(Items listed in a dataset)
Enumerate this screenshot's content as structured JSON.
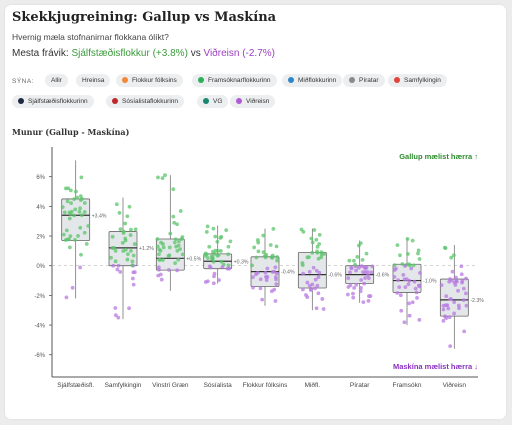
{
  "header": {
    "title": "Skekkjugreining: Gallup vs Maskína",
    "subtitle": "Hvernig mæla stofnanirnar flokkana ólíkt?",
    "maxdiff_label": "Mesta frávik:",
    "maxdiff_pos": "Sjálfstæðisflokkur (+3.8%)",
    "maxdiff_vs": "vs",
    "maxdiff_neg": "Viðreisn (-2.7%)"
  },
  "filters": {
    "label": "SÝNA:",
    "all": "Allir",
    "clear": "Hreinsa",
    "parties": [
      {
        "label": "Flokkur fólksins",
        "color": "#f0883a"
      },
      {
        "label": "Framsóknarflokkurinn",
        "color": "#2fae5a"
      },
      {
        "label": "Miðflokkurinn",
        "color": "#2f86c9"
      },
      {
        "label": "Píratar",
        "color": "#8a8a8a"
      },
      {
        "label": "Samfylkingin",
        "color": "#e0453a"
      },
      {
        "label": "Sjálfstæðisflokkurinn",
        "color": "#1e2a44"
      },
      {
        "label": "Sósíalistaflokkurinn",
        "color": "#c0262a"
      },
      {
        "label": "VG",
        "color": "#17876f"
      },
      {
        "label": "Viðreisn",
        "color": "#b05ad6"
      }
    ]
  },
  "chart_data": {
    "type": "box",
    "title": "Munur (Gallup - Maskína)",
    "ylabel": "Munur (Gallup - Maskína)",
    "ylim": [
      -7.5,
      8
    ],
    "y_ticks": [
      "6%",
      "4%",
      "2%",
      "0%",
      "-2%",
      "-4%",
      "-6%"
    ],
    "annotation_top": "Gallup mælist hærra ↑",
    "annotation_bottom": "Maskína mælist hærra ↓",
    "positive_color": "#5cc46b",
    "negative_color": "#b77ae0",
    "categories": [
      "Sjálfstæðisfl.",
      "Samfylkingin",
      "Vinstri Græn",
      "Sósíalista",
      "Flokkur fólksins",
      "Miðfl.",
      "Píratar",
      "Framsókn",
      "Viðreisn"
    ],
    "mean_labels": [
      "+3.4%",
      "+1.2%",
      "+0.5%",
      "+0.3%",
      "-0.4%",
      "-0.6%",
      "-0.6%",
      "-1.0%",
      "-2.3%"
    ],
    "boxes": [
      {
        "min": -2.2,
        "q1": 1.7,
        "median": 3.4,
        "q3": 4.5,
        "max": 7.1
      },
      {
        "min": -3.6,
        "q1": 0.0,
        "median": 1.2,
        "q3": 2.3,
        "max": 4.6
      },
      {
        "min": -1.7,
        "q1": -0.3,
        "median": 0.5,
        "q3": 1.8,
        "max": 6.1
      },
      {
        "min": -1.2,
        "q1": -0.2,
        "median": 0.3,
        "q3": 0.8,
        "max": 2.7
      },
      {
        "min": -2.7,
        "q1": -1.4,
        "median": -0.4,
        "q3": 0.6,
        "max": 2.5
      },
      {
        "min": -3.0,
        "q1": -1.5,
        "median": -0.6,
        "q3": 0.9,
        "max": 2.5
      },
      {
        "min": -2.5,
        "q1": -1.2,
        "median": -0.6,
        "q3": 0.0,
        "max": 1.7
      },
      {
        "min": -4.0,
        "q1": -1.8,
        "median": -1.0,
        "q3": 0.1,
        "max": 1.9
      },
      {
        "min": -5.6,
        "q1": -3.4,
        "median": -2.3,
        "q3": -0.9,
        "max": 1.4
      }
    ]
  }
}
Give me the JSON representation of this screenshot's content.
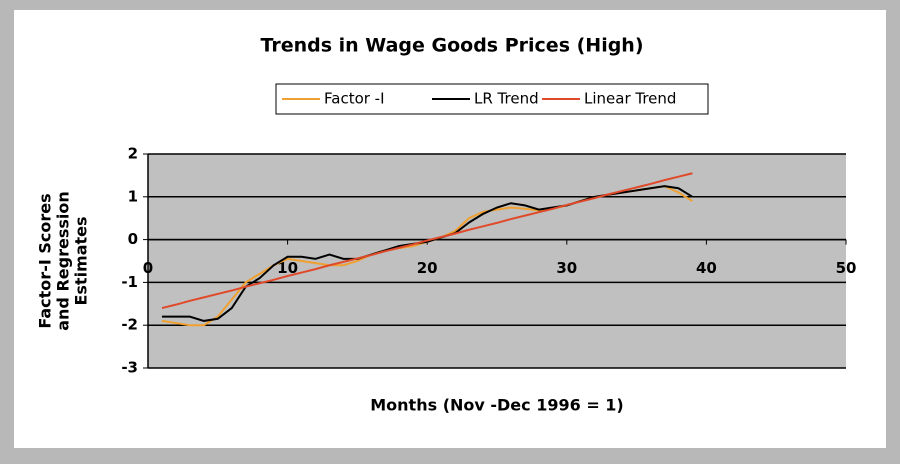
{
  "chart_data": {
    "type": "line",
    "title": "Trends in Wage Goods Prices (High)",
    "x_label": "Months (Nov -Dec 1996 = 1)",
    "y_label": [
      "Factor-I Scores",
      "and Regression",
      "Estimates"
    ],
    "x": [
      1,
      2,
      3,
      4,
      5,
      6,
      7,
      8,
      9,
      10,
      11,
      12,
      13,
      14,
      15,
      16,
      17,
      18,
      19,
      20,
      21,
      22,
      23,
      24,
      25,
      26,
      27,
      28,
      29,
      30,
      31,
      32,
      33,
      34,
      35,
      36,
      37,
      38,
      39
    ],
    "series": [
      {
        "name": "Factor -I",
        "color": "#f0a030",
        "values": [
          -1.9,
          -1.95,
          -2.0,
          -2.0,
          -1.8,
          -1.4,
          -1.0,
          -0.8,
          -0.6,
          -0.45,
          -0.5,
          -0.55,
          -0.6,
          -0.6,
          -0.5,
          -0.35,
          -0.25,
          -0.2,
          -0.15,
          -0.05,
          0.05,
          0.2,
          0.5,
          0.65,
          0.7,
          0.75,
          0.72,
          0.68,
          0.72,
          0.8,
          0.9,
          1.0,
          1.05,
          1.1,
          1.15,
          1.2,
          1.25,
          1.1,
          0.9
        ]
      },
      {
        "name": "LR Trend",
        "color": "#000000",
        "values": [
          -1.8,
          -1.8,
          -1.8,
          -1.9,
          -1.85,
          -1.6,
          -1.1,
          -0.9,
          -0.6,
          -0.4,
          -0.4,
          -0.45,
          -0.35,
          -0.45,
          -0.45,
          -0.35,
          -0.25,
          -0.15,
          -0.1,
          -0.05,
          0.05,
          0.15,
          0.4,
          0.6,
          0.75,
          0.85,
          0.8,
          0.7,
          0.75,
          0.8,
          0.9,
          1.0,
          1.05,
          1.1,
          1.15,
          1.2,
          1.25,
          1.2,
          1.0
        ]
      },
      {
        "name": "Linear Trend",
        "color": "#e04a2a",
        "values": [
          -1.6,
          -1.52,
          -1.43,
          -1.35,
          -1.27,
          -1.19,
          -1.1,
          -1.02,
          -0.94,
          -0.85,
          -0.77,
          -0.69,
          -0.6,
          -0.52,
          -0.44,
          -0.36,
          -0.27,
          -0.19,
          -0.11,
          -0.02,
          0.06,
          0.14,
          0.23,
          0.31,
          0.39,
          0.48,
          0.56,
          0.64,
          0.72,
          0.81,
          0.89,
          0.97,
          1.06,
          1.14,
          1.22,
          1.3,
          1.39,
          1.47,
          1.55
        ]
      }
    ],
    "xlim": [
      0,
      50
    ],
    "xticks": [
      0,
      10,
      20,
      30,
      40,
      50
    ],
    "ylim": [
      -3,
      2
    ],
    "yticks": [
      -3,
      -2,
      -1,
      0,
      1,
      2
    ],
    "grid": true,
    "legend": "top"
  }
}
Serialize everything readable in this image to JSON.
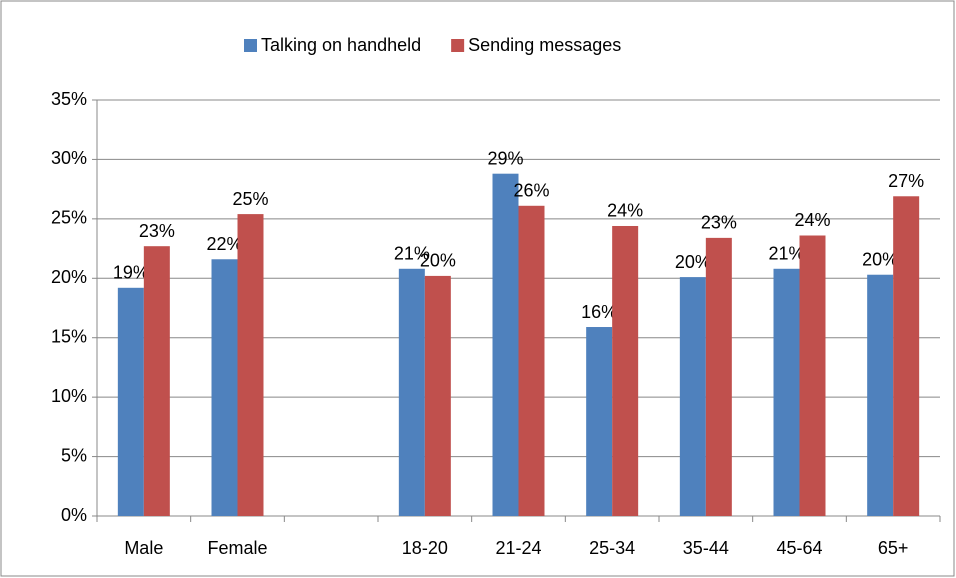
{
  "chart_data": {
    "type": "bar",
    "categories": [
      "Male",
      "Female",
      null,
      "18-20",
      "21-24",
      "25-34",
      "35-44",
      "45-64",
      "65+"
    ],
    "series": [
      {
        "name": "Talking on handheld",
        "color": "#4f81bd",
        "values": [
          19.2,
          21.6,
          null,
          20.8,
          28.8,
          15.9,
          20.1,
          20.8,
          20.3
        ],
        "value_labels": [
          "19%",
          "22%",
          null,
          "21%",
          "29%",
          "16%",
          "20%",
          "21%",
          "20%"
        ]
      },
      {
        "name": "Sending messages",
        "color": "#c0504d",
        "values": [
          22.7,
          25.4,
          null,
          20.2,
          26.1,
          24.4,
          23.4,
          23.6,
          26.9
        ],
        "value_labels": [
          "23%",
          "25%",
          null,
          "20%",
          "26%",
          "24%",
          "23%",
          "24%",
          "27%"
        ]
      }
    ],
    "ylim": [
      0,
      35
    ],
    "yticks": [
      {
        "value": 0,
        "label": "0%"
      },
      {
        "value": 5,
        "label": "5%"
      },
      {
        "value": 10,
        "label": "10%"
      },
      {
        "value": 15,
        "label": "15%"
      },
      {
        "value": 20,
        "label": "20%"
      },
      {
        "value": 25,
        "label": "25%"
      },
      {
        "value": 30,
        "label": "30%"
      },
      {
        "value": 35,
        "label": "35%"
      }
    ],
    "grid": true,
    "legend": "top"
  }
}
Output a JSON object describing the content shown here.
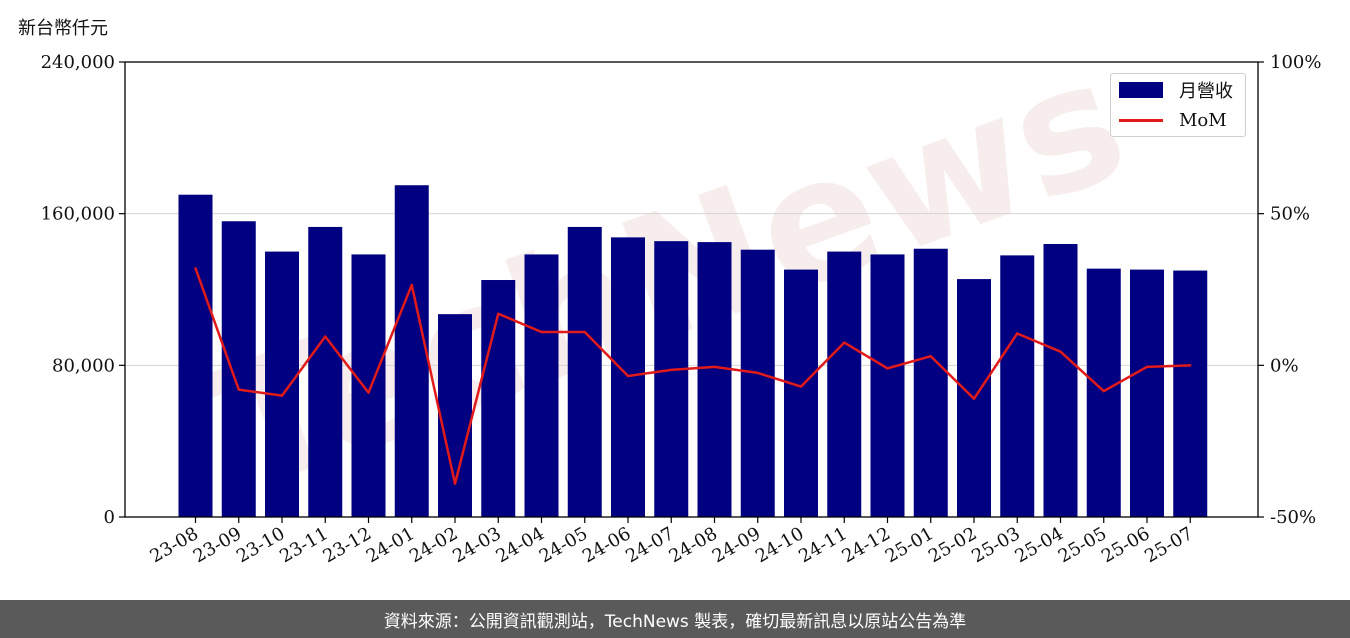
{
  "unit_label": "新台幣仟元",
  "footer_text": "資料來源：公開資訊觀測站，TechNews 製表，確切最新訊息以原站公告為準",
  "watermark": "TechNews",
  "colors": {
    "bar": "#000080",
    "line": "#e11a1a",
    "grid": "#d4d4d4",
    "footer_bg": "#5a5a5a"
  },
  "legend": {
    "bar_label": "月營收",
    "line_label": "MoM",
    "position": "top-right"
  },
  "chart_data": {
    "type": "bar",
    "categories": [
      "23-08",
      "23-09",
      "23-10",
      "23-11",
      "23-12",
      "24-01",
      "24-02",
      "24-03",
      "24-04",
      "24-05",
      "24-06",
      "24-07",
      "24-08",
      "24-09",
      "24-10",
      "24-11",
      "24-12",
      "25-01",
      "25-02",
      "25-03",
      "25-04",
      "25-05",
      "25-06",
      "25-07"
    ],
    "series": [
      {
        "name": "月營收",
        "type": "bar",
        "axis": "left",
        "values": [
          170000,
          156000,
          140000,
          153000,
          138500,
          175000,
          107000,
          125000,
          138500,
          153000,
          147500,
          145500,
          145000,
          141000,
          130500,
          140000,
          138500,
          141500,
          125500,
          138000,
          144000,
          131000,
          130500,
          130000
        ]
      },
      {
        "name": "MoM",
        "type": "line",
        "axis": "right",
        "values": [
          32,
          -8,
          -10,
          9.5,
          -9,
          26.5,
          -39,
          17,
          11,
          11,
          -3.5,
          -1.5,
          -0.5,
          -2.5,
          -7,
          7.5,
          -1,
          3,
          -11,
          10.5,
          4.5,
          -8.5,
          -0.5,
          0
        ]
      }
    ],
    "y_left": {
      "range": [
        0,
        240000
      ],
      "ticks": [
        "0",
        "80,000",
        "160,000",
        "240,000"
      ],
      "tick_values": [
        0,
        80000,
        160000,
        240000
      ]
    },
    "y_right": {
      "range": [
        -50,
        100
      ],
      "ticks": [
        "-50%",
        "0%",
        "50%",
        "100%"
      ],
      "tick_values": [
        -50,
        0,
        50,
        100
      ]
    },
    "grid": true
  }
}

**Task**
From the entries above, copy each line holding "JSON".

**Completed task**
Enumerate this screenshot's content as structured JSON.
Give me the JSON representation of this screenshot's content.
Serialize everything readable in this image to JSON.
Output a JSON object describing the content shown here.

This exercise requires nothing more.